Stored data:
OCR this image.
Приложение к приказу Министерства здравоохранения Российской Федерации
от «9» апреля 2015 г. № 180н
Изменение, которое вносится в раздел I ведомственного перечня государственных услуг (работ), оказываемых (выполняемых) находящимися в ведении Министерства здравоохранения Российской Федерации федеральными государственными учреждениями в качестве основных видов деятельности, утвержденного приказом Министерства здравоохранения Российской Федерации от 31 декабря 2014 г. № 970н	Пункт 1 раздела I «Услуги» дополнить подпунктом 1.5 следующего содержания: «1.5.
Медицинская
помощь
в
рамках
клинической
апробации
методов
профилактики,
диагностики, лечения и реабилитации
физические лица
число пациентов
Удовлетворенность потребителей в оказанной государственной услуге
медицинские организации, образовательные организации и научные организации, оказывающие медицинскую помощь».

Written instruction: Copy out each line of the listing that holds "помощь".

Response below:
помощь
медицинские организации, образовательные организации и научные организации, оказывающие медицинскую помощь».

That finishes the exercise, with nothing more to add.